▸ GIVEN TASK
Using the data below, determine the number of lines that include the string "Query". Write only that number.

EXCERPTED DATA start

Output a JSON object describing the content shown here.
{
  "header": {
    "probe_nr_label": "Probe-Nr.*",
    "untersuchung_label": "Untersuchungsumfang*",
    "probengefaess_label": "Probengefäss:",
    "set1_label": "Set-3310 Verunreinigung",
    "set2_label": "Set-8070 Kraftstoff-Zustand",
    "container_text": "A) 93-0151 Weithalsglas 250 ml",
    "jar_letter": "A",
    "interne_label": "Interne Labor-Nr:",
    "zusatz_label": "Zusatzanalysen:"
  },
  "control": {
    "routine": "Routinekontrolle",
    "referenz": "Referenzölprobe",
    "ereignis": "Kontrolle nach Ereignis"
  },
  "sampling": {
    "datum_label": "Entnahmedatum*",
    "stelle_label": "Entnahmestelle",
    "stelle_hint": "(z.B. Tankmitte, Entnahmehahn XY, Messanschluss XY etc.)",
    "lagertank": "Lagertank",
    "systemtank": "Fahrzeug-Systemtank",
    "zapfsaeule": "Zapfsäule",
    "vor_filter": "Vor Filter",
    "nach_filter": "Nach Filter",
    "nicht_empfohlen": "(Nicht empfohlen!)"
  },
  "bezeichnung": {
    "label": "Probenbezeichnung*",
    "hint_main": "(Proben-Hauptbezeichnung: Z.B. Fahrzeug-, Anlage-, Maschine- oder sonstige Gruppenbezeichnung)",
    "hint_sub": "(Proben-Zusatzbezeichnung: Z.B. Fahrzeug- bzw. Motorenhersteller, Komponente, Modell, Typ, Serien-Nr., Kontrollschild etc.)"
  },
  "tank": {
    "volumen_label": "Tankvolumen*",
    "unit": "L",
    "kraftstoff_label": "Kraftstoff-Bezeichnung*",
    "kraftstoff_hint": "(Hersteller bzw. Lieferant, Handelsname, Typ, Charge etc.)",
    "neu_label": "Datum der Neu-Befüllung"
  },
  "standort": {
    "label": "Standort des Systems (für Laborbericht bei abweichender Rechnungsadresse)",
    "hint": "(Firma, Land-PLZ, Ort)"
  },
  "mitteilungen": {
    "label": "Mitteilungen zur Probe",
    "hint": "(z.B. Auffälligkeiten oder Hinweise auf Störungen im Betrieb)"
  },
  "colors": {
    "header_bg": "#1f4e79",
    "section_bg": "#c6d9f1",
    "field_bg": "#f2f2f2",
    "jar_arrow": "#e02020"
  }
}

EXCERPTED DATA end
EXCERPTED DATA start

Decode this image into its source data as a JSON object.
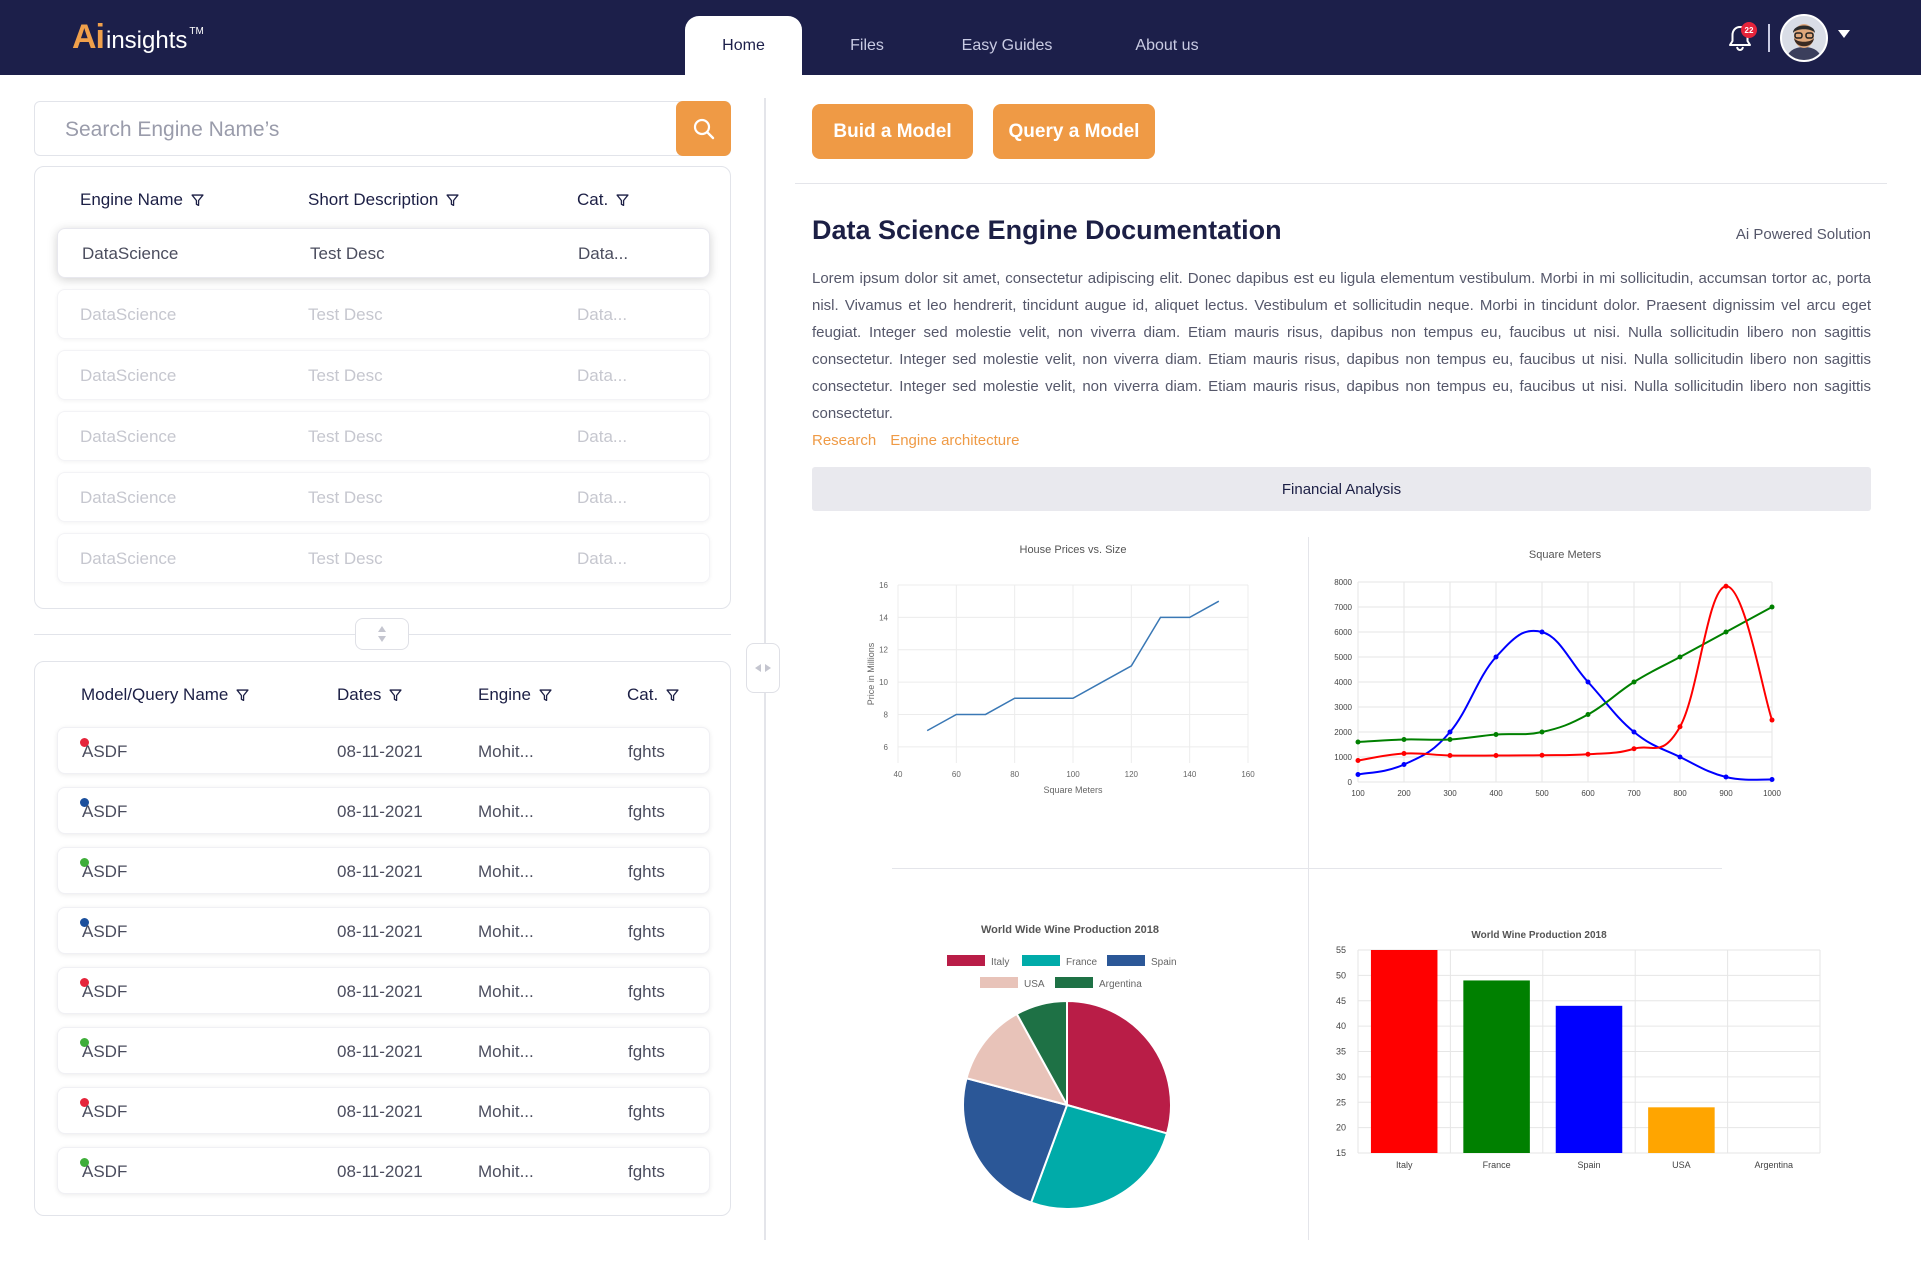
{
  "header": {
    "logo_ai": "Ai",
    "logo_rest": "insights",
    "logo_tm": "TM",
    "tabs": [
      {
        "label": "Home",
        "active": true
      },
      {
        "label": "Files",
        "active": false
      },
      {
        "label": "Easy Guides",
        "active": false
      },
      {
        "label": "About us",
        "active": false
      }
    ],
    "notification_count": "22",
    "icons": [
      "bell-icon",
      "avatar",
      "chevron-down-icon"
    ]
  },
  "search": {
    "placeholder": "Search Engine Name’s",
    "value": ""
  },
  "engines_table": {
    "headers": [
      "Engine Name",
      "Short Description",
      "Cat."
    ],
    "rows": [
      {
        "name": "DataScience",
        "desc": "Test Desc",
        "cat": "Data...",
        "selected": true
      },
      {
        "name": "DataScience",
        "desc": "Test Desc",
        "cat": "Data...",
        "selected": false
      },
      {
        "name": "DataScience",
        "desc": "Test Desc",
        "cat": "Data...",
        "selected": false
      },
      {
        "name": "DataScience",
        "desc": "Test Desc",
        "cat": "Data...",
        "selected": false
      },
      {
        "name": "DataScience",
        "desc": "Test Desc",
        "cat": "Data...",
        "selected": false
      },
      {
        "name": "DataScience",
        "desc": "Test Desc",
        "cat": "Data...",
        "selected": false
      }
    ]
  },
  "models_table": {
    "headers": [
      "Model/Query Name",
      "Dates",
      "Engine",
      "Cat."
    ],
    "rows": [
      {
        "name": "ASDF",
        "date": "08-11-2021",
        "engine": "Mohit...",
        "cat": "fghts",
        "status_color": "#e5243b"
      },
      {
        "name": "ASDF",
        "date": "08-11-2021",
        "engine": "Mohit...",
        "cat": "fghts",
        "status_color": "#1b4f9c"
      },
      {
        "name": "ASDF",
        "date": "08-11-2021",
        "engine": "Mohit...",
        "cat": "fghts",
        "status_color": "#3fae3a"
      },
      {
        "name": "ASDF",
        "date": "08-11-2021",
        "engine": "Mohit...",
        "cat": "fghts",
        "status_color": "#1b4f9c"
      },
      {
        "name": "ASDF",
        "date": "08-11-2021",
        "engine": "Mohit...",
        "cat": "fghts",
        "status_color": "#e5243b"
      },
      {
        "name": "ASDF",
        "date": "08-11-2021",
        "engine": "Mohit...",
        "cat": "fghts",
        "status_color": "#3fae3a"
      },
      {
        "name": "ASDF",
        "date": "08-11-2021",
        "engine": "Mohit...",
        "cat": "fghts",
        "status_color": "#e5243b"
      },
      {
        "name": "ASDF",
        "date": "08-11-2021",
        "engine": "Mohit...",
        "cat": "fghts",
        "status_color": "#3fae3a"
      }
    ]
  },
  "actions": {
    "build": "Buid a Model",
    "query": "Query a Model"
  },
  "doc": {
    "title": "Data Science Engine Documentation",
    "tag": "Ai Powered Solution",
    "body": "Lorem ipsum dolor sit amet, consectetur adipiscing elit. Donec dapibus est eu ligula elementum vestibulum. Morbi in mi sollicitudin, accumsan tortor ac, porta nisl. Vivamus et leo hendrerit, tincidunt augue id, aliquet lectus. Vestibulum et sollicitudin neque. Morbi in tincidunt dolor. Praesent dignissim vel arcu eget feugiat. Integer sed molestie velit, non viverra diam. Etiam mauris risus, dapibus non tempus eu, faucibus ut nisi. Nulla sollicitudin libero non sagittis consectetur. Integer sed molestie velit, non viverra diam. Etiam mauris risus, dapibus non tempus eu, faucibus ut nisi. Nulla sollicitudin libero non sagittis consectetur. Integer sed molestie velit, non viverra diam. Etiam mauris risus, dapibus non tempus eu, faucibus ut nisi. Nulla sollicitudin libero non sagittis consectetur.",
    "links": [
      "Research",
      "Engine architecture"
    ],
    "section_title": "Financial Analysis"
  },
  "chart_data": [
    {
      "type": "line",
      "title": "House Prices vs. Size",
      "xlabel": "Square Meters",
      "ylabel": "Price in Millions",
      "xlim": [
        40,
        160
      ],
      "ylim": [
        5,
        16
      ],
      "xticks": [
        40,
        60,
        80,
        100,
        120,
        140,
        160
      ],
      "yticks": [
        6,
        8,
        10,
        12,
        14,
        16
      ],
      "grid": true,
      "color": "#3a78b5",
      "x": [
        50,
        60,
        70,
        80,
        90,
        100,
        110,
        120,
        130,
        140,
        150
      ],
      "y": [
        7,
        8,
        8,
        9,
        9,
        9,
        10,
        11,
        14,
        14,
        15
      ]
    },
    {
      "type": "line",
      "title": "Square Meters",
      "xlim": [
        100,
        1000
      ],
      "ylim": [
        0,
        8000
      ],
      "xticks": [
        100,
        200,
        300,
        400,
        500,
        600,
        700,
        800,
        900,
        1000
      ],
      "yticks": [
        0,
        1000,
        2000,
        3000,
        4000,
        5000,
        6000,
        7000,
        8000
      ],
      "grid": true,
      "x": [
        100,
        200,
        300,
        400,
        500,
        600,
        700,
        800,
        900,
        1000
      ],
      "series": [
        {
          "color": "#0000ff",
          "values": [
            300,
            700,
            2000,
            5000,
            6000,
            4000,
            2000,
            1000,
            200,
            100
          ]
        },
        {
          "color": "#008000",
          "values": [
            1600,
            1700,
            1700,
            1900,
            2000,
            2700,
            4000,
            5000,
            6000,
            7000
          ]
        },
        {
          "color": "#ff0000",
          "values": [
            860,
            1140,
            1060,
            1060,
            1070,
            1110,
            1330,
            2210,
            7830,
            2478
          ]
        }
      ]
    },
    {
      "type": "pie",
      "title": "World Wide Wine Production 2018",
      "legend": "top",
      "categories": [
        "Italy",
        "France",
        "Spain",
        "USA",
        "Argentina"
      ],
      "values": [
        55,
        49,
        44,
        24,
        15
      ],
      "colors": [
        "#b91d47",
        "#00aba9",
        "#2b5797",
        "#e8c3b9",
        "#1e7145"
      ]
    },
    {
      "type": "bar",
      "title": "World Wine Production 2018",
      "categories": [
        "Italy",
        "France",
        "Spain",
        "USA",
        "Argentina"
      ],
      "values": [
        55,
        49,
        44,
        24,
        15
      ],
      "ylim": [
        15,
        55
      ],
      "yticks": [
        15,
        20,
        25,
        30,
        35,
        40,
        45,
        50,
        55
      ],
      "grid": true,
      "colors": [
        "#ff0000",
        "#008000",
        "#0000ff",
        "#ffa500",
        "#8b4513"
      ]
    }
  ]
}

EXCERPTED DATA end

▸ RESPONSE TO THIS TASK
2